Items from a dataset
--
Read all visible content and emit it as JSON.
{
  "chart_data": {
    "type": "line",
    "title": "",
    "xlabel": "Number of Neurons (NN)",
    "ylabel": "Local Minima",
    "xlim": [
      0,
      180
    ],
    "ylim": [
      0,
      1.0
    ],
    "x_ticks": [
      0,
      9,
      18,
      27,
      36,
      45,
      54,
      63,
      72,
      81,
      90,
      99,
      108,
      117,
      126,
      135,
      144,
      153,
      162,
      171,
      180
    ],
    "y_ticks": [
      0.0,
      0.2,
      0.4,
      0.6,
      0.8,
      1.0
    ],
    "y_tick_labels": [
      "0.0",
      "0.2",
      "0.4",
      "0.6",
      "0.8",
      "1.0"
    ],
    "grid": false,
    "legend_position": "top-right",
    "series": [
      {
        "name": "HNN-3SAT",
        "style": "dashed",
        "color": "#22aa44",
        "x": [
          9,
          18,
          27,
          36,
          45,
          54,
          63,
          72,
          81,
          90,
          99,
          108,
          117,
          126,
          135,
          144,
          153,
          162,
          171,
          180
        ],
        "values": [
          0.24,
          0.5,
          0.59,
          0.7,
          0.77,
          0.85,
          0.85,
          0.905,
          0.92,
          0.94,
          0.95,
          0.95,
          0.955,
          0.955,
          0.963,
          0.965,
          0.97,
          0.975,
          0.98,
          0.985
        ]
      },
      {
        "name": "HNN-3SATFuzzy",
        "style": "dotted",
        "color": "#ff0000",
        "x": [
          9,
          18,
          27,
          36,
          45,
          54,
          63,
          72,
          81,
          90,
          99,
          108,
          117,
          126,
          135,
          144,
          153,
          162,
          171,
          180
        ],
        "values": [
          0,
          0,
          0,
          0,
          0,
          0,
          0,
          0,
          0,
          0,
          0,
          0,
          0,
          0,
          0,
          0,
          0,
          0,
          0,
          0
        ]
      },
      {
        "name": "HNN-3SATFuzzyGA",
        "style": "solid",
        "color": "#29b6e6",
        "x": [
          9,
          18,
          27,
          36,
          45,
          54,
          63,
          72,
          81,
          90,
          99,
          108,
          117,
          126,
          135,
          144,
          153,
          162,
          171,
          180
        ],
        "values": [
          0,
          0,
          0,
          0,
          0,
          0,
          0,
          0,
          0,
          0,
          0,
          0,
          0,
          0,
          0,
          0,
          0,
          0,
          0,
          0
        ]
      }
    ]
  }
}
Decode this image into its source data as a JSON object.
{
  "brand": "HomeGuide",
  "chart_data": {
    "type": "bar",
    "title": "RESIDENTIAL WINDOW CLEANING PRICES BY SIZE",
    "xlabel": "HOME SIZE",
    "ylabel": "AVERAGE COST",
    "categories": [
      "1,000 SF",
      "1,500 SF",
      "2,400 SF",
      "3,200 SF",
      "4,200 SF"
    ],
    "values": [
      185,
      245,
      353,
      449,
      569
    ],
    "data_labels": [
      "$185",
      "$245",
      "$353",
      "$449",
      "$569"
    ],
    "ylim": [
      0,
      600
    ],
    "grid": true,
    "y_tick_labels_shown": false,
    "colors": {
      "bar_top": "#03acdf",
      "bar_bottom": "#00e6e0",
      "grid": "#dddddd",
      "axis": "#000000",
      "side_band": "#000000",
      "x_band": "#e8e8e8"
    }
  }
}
--
**DIRECTIONS FOR THIS TASK**
Gather each line in the data that holds the string "false".

**TASK SOLUTION**
    "grid": false,
    "y_tick_labels_shown": false,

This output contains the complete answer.